→ **EXERCISE DESCRIPTION**
Reproduce the lines from the one containing "Extract all elements" through the one containing "menu-bitmaps[interactable]: 点阵图(B) (98, 1, 147, 16)", updating "docker-titlebar" to "docker-title-bar" and changing nothing else.

→ **RECORDS SHOWN**
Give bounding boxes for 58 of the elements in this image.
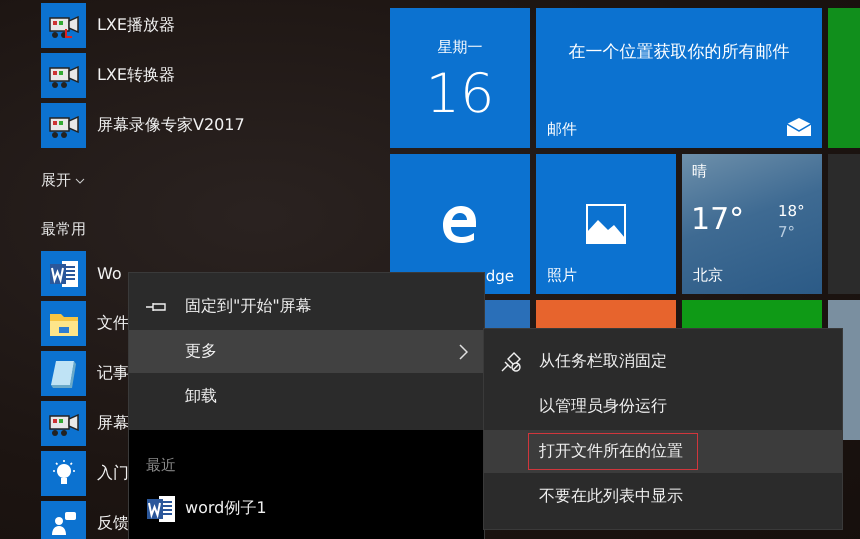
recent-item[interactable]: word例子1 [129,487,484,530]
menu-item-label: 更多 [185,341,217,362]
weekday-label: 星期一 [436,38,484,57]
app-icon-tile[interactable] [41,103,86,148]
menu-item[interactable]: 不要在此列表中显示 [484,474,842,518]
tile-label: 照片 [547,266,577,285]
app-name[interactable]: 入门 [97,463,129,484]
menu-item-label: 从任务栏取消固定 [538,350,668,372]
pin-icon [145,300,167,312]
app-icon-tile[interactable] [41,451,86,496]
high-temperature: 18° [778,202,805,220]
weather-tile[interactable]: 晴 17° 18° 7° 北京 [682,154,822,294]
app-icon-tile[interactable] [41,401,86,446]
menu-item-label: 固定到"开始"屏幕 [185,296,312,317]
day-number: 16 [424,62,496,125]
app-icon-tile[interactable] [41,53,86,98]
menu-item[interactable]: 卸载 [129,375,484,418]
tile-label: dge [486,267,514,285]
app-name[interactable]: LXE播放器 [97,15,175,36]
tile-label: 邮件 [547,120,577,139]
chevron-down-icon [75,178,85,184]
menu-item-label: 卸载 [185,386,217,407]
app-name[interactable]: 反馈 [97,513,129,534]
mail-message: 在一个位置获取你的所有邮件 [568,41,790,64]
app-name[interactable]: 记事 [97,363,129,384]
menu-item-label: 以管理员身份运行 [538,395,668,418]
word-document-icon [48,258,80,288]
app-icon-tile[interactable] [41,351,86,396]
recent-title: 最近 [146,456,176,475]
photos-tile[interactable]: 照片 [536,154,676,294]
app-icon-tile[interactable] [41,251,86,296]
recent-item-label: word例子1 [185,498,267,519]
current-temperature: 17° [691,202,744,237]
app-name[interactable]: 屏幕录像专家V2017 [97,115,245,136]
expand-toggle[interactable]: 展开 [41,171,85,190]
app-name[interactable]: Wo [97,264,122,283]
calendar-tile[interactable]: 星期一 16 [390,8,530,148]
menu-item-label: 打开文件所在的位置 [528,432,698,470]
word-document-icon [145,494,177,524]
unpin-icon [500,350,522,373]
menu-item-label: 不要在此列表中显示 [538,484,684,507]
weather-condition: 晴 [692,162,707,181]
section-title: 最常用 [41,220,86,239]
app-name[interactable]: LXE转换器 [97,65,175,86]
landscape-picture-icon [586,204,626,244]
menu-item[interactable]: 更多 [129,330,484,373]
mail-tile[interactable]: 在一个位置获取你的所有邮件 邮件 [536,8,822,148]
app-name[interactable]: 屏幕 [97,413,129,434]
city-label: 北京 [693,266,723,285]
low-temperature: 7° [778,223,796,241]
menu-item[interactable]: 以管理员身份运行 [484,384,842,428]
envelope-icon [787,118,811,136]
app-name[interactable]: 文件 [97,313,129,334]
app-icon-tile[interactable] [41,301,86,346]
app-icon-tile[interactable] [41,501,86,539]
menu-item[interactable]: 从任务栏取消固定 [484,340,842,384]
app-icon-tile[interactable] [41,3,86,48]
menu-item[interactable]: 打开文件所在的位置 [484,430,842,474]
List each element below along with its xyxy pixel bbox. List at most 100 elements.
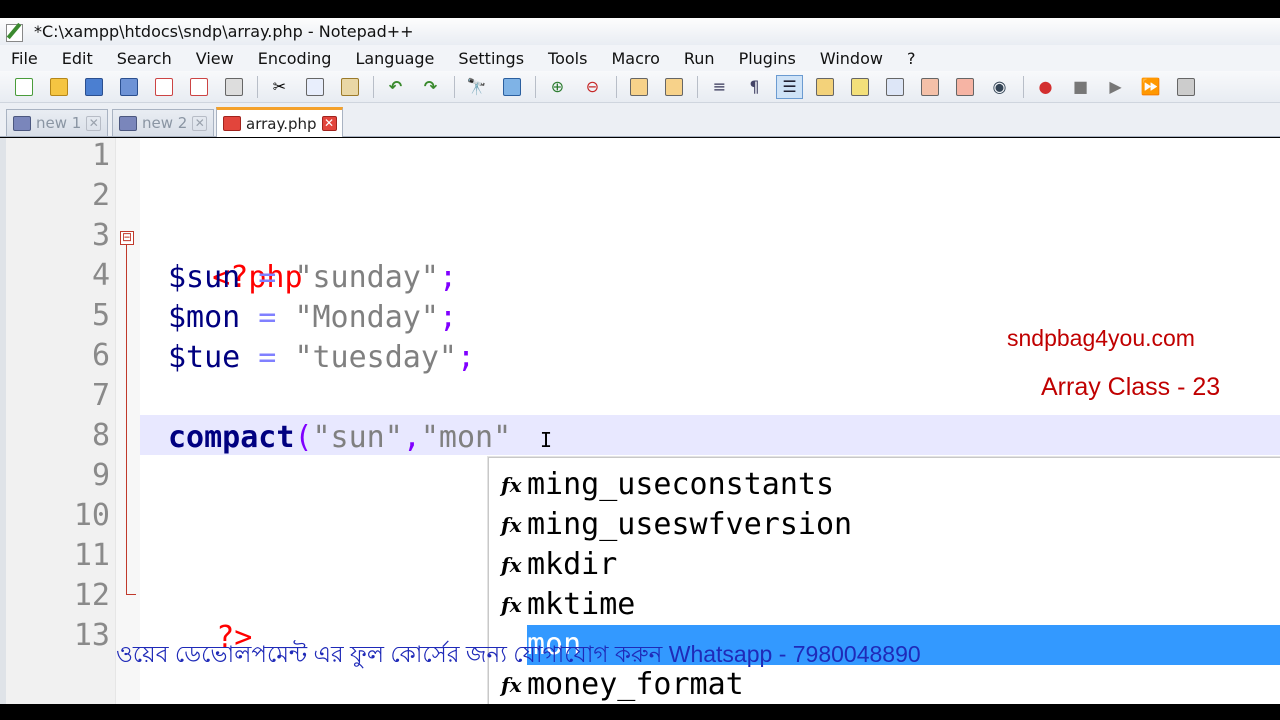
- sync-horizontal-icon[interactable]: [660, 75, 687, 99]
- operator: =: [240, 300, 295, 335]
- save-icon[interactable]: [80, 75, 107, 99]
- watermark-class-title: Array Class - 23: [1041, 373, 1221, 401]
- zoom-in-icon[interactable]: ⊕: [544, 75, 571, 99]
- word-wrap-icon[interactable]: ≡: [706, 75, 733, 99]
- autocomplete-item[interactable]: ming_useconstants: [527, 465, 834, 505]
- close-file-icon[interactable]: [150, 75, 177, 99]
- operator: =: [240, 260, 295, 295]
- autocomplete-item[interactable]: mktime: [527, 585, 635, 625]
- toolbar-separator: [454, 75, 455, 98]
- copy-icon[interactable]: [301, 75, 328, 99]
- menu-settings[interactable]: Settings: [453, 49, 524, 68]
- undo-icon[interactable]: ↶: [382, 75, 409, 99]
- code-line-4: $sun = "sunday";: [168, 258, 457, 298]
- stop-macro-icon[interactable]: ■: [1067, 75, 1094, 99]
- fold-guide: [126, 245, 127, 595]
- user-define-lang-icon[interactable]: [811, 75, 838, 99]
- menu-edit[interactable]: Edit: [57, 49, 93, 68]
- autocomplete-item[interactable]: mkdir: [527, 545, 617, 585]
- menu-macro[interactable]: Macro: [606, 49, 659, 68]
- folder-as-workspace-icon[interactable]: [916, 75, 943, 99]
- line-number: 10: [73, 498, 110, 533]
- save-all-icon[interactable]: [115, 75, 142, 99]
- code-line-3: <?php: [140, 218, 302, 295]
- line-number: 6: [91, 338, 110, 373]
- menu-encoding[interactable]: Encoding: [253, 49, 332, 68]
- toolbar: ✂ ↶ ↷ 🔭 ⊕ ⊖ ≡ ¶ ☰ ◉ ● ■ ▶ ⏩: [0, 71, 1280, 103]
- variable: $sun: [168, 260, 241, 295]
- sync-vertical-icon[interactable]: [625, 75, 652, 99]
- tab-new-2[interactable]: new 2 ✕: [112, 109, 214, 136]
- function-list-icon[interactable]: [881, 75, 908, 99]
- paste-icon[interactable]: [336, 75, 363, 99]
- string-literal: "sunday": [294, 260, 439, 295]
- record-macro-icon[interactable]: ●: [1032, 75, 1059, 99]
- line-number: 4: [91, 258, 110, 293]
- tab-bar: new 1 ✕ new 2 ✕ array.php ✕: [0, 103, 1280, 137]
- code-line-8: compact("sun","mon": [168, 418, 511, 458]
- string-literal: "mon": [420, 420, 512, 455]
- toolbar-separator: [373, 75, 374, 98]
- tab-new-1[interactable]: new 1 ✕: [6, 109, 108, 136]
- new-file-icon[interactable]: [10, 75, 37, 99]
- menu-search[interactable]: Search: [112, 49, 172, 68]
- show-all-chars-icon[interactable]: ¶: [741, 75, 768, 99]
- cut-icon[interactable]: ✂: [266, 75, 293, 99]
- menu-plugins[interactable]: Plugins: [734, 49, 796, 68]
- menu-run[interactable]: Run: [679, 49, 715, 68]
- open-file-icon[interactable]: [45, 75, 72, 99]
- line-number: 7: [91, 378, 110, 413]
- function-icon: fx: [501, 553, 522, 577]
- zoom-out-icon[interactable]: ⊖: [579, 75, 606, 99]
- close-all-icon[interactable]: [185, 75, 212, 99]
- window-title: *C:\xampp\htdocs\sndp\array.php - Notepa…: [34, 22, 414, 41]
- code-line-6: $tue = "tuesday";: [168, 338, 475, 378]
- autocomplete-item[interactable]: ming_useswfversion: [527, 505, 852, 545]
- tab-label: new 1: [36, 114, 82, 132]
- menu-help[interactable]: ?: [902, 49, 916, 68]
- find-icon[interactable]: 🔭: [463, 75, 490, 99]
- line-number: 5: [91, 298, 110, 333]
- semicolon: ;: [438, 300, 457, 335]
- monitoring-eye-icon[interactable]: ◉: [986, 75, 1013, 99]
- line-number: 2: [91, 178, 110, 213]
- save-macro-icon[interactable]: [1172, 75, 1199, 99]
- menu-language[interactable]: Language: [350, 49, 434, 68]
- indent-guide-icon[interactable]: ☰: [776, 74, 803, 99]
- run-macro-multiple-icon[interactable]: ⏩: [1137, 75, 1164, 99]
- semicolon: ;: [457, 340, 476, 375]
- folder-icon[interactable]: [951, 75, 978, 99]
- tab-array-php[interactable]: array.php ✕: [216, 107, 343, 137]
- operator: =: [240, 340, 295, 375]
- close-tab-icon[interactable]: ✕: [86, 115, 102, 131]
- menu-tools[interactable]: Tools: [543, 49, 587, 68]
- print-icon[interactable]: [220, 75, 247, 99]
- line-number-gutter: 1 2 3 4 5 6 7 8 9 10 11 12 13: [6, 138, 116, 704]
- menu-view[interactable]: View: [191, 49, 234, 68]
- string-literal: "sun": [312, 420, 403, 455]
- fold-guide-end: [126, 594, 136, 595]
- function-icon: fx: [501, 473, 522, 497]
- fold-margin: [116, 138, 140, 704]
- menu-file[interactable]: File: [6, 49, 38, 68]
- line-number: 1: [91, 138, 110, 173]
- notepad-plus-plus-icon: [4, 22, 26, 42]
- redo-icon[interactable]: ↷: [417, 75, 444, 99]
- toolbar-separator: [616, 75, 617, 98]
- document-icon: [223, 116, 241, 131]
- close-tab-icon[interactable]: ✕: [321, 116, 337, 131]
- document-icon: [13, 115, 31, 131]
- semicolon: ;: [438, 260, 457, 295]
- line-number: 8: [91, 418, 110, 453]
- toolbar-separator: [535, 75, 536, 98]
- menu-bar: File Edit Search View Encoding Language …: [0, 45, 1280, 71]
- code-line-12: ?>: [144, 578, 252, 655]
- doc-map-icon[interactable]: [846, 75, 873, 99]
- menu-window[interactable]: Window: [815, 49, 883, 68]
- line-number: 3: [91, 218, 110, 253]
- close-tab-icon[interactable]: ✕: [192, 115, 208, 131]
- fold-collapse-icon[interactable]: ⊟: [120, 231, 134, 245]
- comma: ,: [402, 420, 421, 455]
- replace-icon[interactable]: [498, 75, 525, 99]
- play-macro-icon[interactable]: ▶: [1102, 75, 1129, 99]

==

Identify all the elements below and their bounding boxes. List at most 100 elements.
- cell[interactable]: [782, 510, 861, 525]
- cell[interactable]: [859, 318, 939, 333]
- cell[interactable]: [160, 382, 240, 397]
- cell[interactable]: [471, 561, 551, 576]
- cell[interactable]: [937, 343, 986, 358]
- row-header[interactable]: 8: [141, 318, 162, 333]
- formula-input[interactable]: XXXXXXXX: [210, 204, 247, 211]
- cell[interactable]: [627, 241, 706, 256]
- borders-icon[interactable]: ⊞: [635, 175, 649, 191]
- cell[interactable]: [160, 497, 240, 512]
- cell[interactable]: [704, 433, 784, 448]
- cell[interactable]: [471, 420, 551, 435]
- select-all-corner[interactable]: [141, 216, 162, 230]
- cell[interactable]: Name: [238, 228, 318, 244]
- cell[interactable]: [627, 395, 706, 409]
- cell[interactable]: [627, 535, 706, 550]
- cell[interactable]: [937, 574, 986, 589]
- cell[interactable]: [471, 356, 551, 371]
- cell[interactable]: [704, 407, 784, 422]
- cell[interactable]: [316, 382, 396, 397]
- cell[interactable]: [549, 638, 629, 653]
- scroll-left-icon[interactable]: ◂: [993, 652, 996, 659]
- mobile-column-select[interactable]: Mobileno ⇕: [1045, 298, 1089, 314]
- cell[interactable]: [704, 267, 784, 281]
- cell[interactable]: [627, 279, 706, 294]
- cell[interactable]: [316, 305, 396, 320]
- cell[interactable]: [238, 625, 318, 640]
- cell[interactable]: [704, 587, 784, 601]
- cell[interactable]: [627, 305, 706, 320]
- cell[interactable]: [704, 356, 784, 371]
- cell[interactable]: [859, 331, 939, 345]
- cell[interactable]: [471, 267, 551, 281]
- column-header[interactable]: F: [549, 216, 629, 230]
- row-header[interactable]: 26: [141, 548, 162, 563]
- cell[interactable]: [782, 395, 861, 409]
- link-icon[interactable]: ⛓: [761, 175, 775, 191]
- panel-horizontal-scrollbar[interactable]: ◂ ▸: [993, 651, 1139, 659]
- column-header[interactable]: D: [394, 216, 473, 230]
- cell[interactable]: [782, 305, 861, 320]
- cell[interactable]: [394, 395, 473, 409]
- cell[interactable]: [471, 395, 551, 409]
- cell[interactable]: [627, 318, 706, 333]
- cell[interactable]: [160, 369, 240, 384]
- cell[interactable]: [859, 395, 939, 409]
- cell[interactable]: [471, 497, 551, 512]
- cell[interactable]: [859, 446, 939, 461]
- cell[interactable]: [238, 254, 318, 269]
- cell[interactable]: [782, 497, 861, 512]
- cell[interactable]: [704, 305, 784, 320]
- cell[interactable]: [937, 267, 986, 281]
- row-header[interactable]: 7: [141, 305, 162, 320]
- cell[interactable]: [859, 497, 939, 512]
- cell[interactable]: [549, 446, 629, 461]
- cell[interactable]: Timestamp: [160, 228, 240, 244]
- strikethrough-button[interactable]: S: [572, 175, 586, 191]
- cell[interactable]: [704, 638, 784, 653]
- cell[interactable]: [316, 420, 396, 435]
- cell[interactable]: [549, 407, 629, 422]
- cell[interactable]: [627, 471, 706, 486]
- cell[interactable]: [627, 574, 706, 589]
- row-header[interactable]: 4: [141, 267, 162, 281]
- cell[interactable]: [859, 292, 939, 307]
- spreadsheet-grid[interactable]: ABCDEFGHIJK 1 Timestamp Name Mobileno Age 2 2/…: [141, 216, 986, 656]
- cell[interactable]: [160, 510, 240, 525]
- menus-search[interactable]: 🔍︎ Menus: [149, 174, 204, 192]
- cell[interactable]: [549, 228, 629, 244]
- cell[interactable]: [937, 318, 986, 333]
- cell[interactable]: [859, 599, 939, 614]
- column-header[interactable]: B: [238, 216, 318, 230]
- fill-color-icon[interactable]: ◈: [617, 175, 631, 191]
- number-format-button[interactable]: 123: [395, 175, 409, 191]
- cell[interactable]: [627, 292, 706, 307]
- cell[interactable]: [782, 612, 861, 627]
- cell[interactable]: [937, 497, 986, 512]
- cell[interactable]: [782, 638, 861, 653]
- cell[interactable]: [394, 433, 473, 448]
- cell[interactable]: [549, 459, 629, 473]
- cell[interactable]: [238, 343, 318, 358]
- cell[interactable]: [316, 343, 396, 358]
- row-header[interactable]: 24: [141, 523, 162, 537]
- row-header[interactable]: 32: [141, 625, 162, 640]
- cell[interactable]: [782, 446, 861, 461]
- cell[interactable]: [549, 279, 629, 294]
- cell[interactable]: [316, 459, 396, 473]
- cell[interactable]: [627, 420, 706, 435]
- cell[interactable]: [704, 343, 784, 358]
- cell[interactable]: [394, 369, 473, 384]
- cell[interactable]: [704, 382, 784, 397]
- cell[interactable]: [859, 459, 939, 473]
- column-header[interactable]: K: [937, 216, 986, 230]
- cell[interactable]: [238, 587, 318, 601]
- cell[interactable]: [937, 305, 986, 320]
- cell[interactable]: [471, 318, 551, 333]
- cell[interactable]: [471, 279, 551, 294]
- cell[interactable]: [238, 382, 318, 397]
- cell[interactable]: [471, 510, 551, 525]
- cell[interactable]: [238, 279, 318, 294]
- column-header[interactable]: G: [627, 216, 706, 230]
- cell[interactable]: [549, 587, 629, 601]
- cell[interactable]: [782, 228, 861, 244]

--

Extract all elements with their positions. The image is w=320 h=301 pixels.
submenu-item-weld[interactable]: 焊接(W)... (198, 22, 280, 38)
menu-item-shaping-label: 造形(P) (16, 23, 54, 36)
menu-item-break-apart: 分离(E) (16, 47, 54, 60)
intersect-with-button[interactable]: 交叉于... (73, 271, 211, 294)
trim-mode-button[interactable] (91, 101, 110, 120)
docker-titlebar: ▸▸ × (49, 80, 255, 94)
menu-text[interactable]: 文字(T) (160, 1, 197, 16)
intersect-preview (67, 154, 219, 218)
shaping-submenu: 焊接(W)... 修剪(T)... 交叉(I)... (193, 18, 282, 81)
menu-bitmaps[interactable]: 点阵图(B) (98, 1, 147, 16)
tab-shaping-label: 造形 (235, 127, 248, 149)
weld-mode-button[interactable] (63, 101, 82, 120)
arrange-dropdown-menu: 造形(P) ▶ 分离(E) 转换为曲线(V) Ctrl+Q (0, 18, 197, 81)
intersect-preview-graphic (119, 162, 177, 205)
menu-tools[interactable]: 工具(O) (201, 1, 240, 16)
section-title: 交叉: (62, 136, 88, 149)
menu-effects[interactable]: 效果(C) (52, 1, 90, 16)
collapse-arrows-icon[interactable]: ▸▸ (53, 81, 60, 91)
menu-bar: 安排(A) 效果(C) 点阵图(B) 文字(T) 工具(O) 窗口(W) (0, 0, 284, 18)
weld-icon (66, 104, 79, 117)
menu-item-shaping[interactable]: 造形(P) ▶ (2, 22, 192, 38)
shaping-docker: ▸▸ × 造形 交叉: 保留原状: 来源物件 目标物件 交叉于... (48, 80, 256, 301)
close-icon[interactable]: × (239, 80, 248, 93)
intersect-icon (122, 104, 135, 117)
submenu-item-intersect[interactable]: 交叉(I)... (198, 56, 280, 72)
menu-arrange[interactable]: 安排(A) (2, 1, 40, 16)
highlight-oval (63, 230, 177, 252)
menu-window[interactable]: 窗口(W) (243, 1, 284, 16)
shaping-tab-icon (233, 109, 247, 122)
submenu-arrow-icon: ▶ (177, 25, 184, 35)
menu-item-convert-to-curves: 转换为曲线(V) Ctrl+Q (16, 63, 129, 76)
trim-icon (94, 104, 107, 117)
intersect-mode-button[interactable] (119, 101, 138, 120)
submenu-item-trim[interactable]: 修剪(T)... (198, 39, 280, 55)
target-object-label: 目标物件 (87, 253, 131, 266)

→ **THE RESULT**
Extract all elements with their positions. The image is w=320 h=301 pixels.
submenu-item-weld[interactable]: 焊接(W)... (198, 22, 280, 38)
menu-item-shaping-label: 造形(P) (16, 23, 54, 36)
menu-item-break-apart: 分离(E) (16, 47, 54, 60)
intersect-with-button[interactable]: 交叉于... (73, 271, 211, 294)
trim-mode-button[interactable] (91, 101, 110, 120)
docker-title-bar: ▸▸ × (49, 80, 255, 94)
menu-text[interactable]: 文字(T) (160, 1, 197, 16)
intersect-preview (67, 154, 219, 218)
shaping-submenu: 焊接(W)... 修剪(T)... 交叉(I)... (193, 18, 282, 81)
menu-bitmaps[interactable]: 点阵图(B) (98, 1, 147, 16)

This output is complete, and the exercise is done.